- **Stored items from a collection**:
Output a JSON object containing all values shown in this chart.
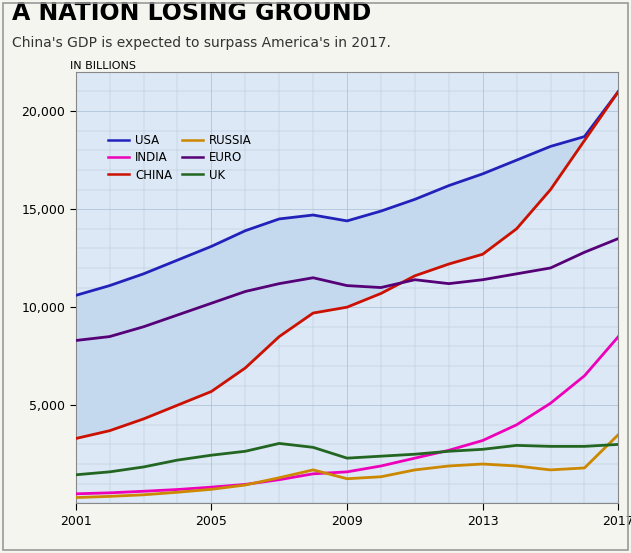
{
  "title": "A NATION LOSING GROUND",
  "subtitle": "China's GDP is expected to surpass America's in 2017.",
  "ylabel": "IN BILLIONS",
  "years": [
    2001,
    2002,
    2003,
    2004,
    2005,
    2006,
    2007,
    2008,
    2009,
    2010,
    2011,
    2012,
    2013,
    2014,
    2015,
    2016,
    2017
  ],
  "USA": [
    10600,
    11100,
    11700,
    12400,
    13100,
    13900,
    14500,
    14700,
    14400,
    14900,
    15500,
    16200,
    16800,
    17500,
    18200,
    18700,
    21000
  ],
  "CHINA": [
    3300,
    3700,
    4300,
    5000,
    5700,
    6900,
    8500,
    9700,
    10000,
    10700,
    11600,
    12200,
    12700,
    14000,
    16000,
    18500,
    21000
  ],
  "EURO": [
    8300,
    8500,
    9000,
    9600,
    10200,
    10800,
    11200,
    11500,
    11100,
    11000,
    11400,
    11200,
    11400,
    11700,
    12000,
    12800,
    13500
  ],
  "INDIA": [
    480,
    530,
    610,
    700,
    820,
    960,
    1200,
    1500,
    1600,
    1900,
    2300,
    2700,
    3200,
    4000,
    5100,
    6500,
    8500
  ],
  "RUSSIA": [
    290,
    350,
    430,
    560,
    710,
    930,
    1300,
    1700,
    1250,
    1350,
    1700,
    1900,
    2000,
    1900,
    1700,
    1800,
    3500
  ],
  "UK": [
    1450,
    1600,
    1850,
    2200,
    2450,
    2650,
    3050,
    2850,
    2300,
    2400,
    2500,
    2650,
    2750,
    2950,
    2900,
    2900,
    3000
  ],
  "colors": {
    "USA": "#2222bb",
    "CHINA": "#cc1100",
    "EURO": "#550077",
    "INDIA": "#ee00bb",
    "RUSSIA": "#cc8800",
    "UK": "#226622"
  },
  "fill_color": "#c5d9ee",
  "plot_bg": "#dce8f5",
  "grid_color": "#b0c4d8",
  "outer_bg": "#f5f5f0",
  "xlim": [
    2001,
    2017
  ],
  "ylim": [
    0,
    22000
  ],
  "yticks": [
    5000,
    10000,
    15000,
    20000
  ],
  "xticks": [
    2001,
    2005,
    2009,
    2013,
    2017
  ],
  "title_fontsize": 17,
  "subtitle_fontsize": 10,
  "tick_fontsize": 9
}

- **Request**: The records shown above are to be repeated exactly, with the pictures left out.

- **Correct answer**:
Output a JSON object containing all values shown in this chart.
{
  "title": "A NATION LOSING GROUND",
  "subtitle": "China's GDP is expected to surpass America's in 2017.",
  "ylabel": "IN BILLIONS",
  "years": [
    2001,
    2002,
    2003,
    2004,
    2005,
    2006,
    2007,
    2008,
    2009,
    2010,
    2011,
    2012,
    2013,
    2014,
    2015,
    2016,
    2017
  ],
  "USA": [
    10600,
    11100,
    11700,
    12400,
    13100,
    13900,
    14500,
    14700,
    14400,
    14900,
    15500,
    16200,
    16800,
    17500,
    18200,
    18700,
    21000
  ],
  "CHINA": [
    3300,
    3700,
    4300,
    5000,
    5700,
    6900,
    8500,
    9700,
    10000,
    10700,
    11600,
    12200,
    12700,
    14000,
    16000,
    18500,
    21000
  ],
  "EURO": [
    8300,
    8500,
    9000,
    9600,
    10200,
    10800,
    11200,
    11500,
    11100,
    11000,
    11400,
    11200,
    11400,
    11700,
    12000,
    12800,
    13500
  ],
  "INDIA": [
    480,
    530,
    610,
    700,
    820,
    960,
    1200,
    1500,
    1600,
    1900,
    2300,
    2700,
    3200,
    4000,
    5100,
    6500,
    8500
  ],
  "RUSSIA": [
    290,
    350,
    430,
    560,
    710,
    930,
    1300,
    1700,
    1250,
    1350,
    1700,
    1900,
    2000,
    1900,
    1700,
    1800,
    3500
  ],
  "UK": [
    1450,
    1600,
    1850,
    2200,
    2450,
    2650,
    3050,
    2850,
    2300,
    2400,
    2500,
    2650,
    2750,
    2950,
    2900,
    2900,
    3000
  ],
  "colors": {
    "USA": "#2222bb",
    "CHINA": "#cc1100",
    "EURO": "#550077",
    "INDIA": "#ee00bb",
    "RUSSIA": "#cc8800",
    "UK": "#226622"
  },
  "fill_color": "#c5d9ee",
  "plot_bg": "#dce8f5",
  "grid_color": "#b0c4d8",
  "outer_bg": "#f5f5f0",
  "xlim": [
    2001,
    2017
  ],
  "ylim": [
    0,
    22000
  ],
  "yticks": [
    5000,
    10000,
    15000,
    20000
  ],
  "xticks": [
    2001,
    2005,
    2009,
    2013,
    2017
  ],
  "title_fontsize": 17,
  "subtitle_fontsize": 10,
  "tick_fontsize": 9
}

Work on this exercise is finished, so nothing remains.